Print the portion of the CUDA thread-indexing notes below that runs between "As shown in" and "void cuda_func(float *a)", inclusive.
---------- PAGE
Image: https://raw.githubusercontent.com/andreajeka/CUDAThreadIndexing/master/images/1dgrid3dblock.png


As shown in image, if we use 1D grid and 3D blocks, that is how you can think of it. Each of the thread sub-blocks contain one thread. Structure like this makes indexing of threads in grid easier.

In [None]:
#
# 1D grid and 1D block
#

temp = numpy.zeros((4000,))
temp = temp.astype(numpy.float32)
mod = SourceModule("""
  __global__ void cuda_func(float *a)
  {
    int idx = blockDim.x*blockIdx.x + threadIdx.x;  // Go to block + Go to thread
    if(idx < 4000){
       a[idx] = (float) threadIdx.x; // One thread operating on one index. There are total of (4127)//128 = 32 blocks, each having 128 threads. Total 4096 threads.
    }
  }
  """)
func = mod.get_function("cuda_func")
func(cuda.InOut(temp), grid=((4000+127)//128, 1), block=(128, 1, 1))
temp[-33:]

In [None]:
#
# 1D grid and 2D block
#

temp = numpy.zeros((4000,))
temp2 = numpy.zeros((4000,))
temp = temp.astype(numpy.float32)
temp2 = temp2.astype(numpy.float32)
mod = SourceModule("""
  __global__ void cuda_func(float *a, float *b)
--------------------
---------- GIVEN RECORDS
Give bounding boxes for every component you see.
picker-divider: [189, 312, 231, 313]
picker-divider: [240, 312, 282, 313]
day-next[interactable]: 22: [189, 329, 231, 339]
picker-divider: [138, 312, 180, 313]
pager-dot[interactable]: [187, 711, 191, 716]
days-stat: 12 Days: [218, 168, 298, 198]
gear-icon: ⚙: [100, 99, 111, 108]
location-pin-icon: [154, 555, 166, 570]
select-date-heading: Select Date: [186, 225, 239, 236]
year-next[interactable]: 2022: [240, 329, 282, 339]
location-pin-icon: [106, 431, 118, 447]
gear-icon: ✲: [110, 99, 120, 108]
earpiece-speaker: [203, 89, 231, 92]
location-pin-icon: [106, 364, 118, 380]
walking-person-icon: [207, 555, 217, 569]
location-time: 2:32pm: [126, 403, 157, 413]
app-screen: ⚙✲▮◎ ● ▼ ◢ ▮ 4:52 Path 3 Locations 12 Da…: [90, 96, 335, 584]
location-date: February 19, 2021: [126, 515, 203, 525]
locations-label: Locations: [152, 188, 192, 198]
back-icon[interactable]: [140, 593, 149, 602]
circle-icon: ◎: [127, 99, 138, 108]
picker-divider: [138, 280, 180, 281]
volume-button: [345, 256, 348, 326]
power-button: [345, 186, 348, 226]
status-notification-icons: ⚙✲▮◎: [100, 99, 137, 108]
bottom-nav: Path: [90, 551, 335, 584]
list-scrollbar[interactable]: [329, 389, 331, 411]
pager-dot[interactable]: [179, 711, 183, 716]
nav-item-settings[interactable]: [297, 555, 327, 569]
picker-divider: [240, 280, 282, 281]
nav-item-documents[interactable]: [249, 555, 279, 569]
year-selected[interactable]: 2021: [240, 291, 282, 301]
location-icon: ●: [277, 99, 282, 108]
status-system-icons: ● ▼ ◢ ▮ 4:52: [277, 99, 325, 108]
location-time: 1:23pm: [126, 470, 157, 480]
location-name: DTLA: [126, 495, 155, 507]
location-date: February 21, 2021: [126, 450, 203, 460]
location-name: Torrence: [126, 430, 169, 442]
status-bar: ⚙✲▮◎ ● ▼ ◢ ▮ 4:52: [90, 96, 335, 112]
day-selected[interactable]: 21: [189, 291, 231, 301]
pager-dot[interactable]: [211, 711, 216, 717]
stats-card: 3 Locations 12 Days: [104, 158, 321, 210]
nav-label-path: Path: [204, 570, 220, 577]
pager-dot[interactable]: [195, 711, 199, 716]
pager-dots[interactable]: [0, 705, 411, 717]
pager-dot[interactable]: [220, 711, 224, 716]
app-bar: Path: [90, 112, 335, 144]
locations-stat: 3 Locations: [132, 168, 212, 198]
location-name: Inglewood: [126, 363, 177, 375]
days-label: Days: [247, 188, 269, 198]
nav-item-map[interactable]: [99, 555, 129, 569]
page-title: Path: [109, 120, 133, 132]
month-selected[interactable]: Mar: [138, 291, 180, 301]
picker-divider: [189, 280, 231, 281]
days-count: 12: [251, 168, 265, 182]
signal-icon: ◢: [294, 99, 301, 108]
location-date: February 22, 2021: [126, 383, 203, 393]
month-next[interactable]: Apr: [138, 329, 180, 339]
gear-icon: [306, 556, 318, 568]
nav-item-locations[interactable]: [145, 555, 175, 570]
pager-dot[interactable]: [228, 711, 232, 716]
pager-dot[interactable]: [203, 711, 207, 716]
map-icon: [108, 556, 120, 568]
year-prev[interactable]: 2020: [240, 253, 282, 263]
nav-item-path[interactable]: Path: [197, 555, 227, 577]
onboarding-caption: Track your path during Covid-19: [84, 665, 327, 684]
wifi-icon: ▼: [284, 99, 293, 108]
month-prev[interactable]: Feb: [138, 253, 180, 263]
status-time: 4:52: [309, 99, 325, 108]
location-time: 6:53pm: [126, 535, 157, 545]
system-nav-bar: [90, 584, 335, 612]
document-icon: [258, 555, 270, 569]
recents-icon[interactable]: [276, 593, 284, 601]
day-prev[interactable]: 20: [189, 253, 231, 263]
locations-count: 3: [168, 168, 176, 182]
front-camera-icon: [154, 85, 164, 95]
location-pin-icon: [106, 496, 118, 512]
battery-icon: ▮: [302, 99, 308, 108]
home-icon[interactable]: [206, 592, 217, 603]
--------------------
• **EXPECTED ANSWER**:
As shown in image, if we use 1D grid and 3D blocks, that is how you can think of it. Each of the thread sub-blocks contain one thread. Structure like this makes indexing of threads in grid easier.

In [None]:
#
# 1D grid and 1D block
#

temp = numpy.zeros((4000,))
temp = temp.astype(numpy.float32)
mod = SourceModule("""
  __global__ void cuda_func(float *a)